STORED RECORDS:
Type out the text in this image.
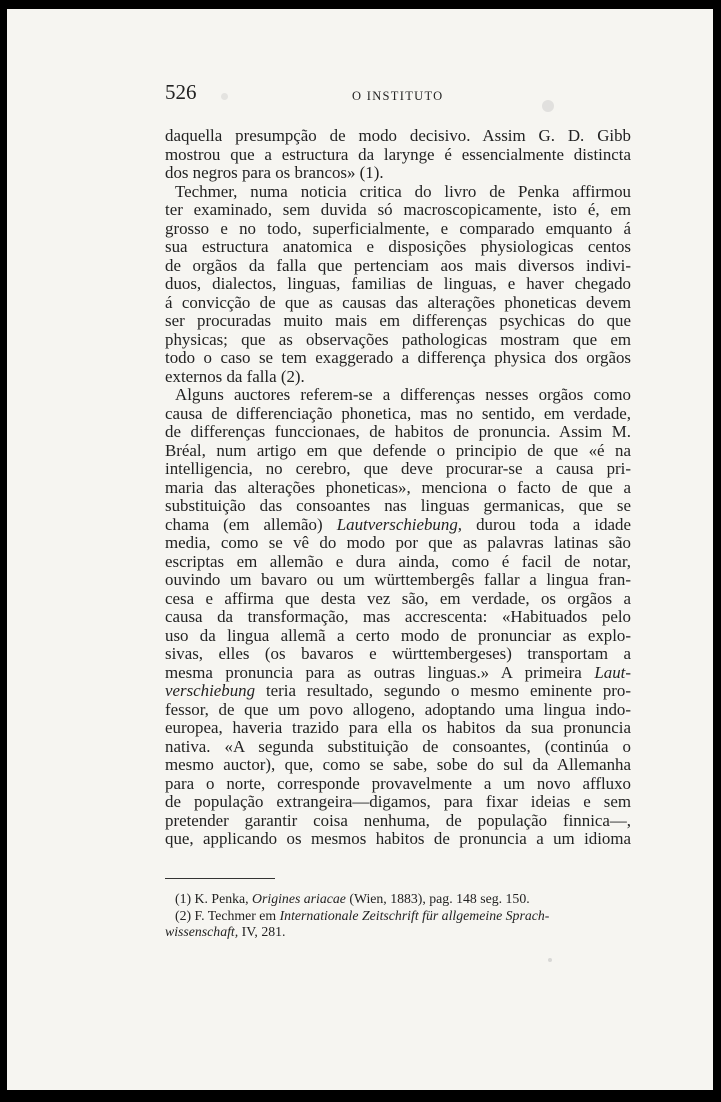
526	O INSTITUTO
daquella presumpção de modo decisivo. Assim G. D. Gibb
mostrou que a estructura da larynge é essencialmente distincta
dos negros para os brancos» (1).
Techmer, numa noticia critica do livro de Penka affirmou
ter examinado, sem duvida só macroscopicamente, isto é, em
grosso e no todo, superficialmente, e comparado emquanto á
sua estructura anatomica e disposições physiologicas centos
de orgãos da falla que pertenciam aos mais diversos indivi-
duos, dialectos, linguas, familias de linguas, e haver chegado
á convicção de que as causas das alterações phoneticas devem
ser procuradas muito mais em differenças psychicas do que
physicas; que as observações pathologicas mostram que em
todo o caso se tem exaggerado a differença physica dos orgãos
externos da falla (2).
Alguns auctores referem-se a differenças nesses orgãos como
causa de differenciação phonetica, mas no sentido, em verdade,
de differenças funccionaes, de habitos de pronuncia. Assim M.
Bréal, num artigo em que defende o principio de que «é na
intelligencia, no cerebro, que deve procurar-se a causa pri-
maria das alterações phoneticas», menciona o facto de que a
substituição das consoantes nas linguas germanicas, que se
chama (em allemão) Lautverschiebung, durou toda a idade
media, como se vê do modo por que as palavras latinas são
escriptas em allemão e dura ainda, como é facil de notar,
ouvindo um bavaro ou um württembergês fallar a lingua fran-
cesa e affirma que desta vez são, em verdade, os orgãos a
causa da transformação, mas accrescenta: «Habituados pelo
uso da lingua allemã a certo modo de pronunciar as explo-
sivas, elles (os bavaros e württembergeses) transportam a
mesma pronuncia para as outras linguas.» A primeira Laut-
verschiebung teria resultado, segundo o mesmo eminente pro-
fessor, de que um povo allogeno, adoptando uma lingua indo-
europea, haveria trazido para ella os habitos da sua pronuncia
nativa. «A segunda substituição de consoantes, (continúa o
mesmo auctor), que, como se sabe, sobe do sul da Allemanha
para o norte, corresponde provavelmente a um novo affluxo
de população extrangeira—digamos, para fixar ideias e sem
pretender garantir coisa nenhuma, de população finnica—,
que, applicando os mesmos habitos de pronuncia a um idioma
(1) K. Penka, Origines ariacae (Wien, 1883), pag. 148 seg. 150.
(2) F. Techmer em Internationale Zeitschrift für allgemeine Sprach-
wissenschaft, IV, 281.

PROBLEM:
List every line in the records above that contains the word "Penka".

RESPONSE TO THIS EXERCISE:
Techmer, numa noticia critica do livro de Penka affirmou
(1) K. Penka, Origines ariacae (Wien, 1883), pag. 148 seg. 150.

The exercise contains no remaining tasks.